▶ **TASKS AND EXERCISES**
A. In the biographical passage, condense the paragraph beginning "After Easter of 1272" into a shorter version that keeps its main facts.
B. Reproduce word for word the stretch of the biographical passage from "After Easter of" through "Generation and Corruption.".

▶ **SOURCE PASSAGE**
= = = = =

After Easter of 1272, he was called back by his superiors to Italy to establish a studium generale of theology there. The choice of the site was left to him; he decided on Naples. it was there that he worked on the third part of the Summa Theologiae, composed the valuable Compendium Theologiae,11 commented on the Psalms, the Epistle to the Romans, and the treatises of Aristotle On Heaven and Earth and On Generation and Corruption.
When he went for a walk in the fields with his companions, the peasants turned to gaze in astonishment at his lofty stature. He was big, dark, quite portly, and erect. He was tanned the color of wheat, his head large and a bit bald. The Viterbo portrait, more or less well copied and restored, shows a countenance stamped with an admirable power, peaceful and pure; under the raised and open arches of the brows, the tranquil eyes of a child; the features regular, a bit heavy with fat, but strengthened by intelligence; the witty mouth with fine precise curves, one that never told a lie. He had, William of Tocco tells us, that delicate and tender flesh which is, according to Aristotle, characteristic of great intellectuals. His very keen sensibility made the least scratch on his body quite painful to him. But if he had to undergo a bleeding (bleedings were frequent in those hardy days, and even imposed by the constitutions of the Order) or a cauterization, he had but to begin to meditate, and straightway he entered into such abstraction of spirit that one could do as one pleased with him; he felt nothing more. In the refectory, he always had his eyes on things from above, and one could take his bowl from him and return it to him many times without his noticing it. His socius (companion), Reginald of Piperno, was obliged to assume the role of foster-brother, placing before him the dishes he ought to eat, and setting aside what could harm him.

= = = = =

▶ **DATA LINES**

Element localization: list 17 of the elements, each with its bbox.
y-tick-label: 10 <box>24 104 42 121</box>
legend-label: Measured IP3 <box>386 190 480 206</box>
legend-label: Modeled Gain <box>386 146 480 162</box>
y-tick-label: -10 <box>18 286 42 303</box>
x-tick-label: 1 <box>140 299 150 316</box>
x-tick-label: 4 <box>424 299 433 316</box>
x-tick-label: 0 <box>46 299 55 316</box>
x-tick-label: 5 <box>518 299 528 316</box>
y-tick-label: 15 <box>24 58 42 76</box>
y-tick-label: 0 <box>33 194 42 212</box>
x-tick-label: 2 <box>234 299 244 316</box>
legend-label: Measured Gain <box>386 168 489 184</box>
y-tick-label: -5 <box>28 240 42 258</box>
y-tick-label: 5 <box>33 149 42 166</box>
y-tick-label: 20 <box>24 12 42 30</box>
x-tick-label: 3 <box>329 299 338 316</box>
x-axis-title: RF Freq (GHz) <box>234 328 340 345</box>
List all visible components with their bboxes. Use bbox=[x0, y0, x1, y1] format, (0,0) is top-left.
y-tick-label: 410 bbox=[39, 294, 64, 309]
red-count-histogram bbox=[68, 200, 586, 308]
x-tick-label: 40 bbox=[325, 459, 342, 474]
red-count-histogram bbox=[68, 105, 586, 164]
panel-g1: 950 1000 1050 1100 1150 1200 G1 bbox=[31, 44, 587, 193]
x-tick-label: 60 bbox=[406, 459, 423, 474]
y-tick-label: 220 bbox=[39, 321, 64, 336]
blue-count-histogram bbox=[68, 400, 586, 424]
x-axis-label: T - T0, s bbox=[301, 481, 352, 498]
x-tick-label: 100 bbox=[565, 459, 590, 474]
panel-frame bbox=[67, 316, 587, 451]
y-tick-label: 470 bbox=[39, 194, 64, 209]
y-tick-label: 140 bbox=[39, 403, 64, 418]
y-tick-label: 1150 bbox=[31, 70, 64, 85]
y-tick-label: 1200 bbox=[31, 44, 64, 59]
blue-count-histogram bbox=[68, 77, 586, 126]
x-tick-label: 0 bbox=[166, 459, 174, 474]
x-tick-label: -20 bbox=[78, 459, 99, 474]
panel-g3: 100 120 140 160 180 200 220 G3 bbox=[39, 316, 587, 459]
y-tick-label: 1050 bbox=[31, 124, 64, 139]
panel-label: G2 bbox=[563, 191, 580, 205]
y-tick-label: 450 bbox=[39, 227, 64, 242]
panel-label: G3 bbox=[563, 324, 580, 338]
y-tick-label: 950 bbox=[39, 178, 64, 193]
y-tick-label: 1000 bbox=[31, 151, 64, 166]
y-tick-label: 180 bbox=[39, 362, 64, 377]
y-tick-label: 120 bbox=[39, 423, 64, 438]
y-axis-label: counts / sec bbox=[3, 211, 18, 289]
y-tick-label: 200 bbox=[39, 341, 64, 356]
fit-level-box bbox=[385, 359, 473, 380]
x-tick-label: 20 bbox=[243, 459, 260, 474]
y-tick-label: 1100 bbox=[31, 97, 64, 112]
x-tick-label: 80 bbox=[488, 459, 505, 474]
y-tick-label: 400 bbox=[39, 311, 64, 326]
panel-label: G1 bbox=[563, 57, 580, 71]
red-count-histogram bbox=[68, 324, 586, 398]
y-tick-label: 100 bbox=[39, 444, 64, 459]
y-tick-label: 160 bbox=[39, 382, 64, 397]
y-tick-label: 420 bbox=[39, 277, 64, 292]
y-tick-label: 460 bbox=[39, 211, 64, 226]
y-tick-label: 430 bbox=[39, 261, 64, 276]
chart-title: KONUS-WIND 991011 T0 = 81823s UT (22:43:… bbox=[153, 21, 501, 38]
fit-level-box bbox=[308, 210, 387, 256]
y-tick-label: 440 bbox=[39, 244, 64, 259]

= = = = =

▶ **ANSWERS BY TASK**
A. After Easter 1272, his superiors recalled him to Italy to found a studium generale of theology and let him choose where. He picked Naples. There he worked on the third part of the Summa Theologiae and wrote the Compendium Theologiae. He also commented on the Psalms, the Epistle to the Romans, and Aristotle's On Heaven and Earth and On Generation and Corruption.

B.
After Easter of 1272, he was called back by his superiors to Italy to establish a studium generale of theology there. The choice of the site was left to him; he decided on Naples. it was there that he worked on the third part of the Summa Theologiae, composed the valuable Compendium Theologiae,11 commented on the Psalms, the Epistle to the Romans, and the treatises of Aristotle On Heaven and Earth and On Generation and Corruption.